_Written problem_.
Below are entries to be transcribed exactly; exclude the pictures from the copy.

==================================================

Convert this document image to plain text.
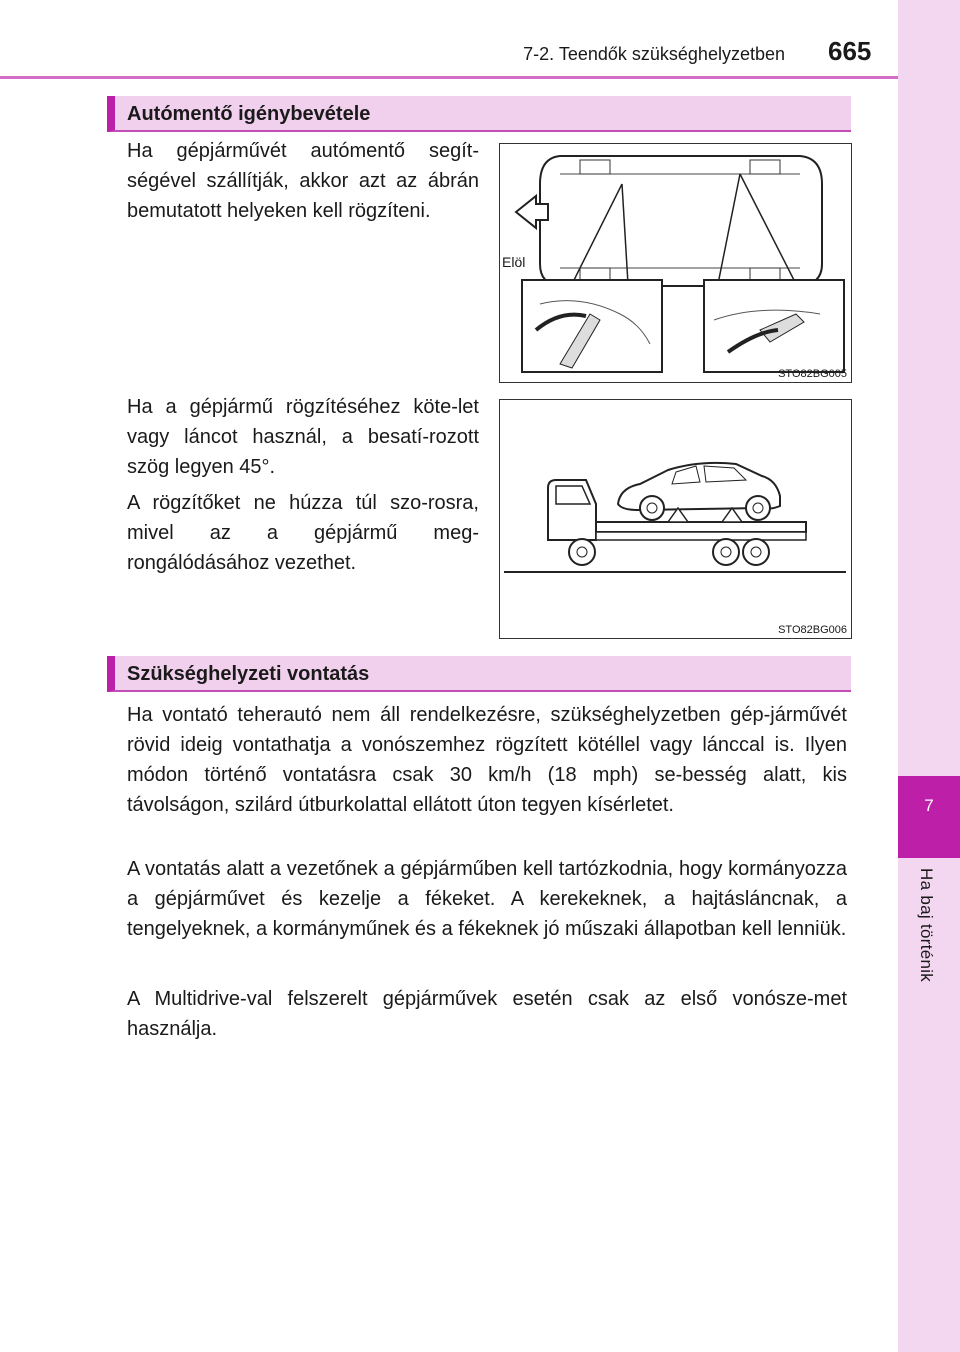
7
Ha baj történik
7-2. Teendők szükséghelyzetben 665
Autómentő igénybevétele

Ha gépjárművét autómentő segít-ségével szállítják, akkor azt az ábrán bemutatott helyeken kell rögzíteni.

Ha a gépjármű rögzítéséhez köte-let vagy láncot használ, a besatí-rozott szög legyen 45°.

A rögzítőket ne húzza túl szo-rosra, mivel az a gépjármű meg-rongálódásához vezethet.

Elöl
STO82BG005
STO82BG006
Szükséghelyzeti vontatás

Ha vontató teherautó nem áll rendelkezésre, szükséghelyzetben gép-járművét rövid ideig vontathatja a vonószemhez rögzített kötéllel vagy lánccal is. Ilyen módon történő vontatásra csak 30 km/h (18 mph) se-besség alatt, kis távolságon, szilárd útburkolattal ellátott úton tegyen kísérletet.

A vontatás alatt a vezetőnek a gépjárműben kell tartózkodnia, hogy kormányozza a gépjárművet és kezelje a fékeket. A kerekeknek, a hajtásláncnak, a tengelyeknek, a kormányműnek és a fékeknek jó műszaki állapotban kell lenniük.

A Multidrive-val felszerelt gépjárművek esetén csak az első vonósze-met használja.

==================================================

_Exercise answer_.
Convert this document image to plain text.
7
Ha baj történik
7-2. Teendők szükséghelyzetben 665
Autómentő igénybevétele

Ha gépjárművét autómentő segít-ségével szállítják, akkor azt az ábrán bemutatott helyeken kell rögzíteni.

Ha a gépjármű rögzítéséhez köte-let vagy láncot használ, a besatí-rozott szög legyen 45°.

A rögzítőket ne húzza túl szo-rosra, mivel az a gépjármű meg-rongálódásához vezethet.

Elöl
STO82BG005
STO82BG006
Szükséghelyzeti vontatás

Ha vontató teherautó nem áll rendelkezésre, szükséghelyzetben gép-járművét rövid ideig vontathatja a vonószemhez rögzített kötéllel vagy lánccal is. Ilyen módon történő vontatásra csak 30 km/h (18 mph) se-besség alatt, kis távolságon, szilárd útburkolattal ellátott úton tegyen kísérletet.

A vontatás alatt a vezetőnek a gépjárműben kell tartózkodnia, hogy kormányozza a gépjárművet és kezelje a fékeket. A kerekeknek, a hajtásláncnak, a tengelyeknek, a kormányműnek és a fékeknek jó műszaki állapotban kell lenniük.

A Multidrive-val felszerelt gépjárművek esetén csak az első vonósze-met használja.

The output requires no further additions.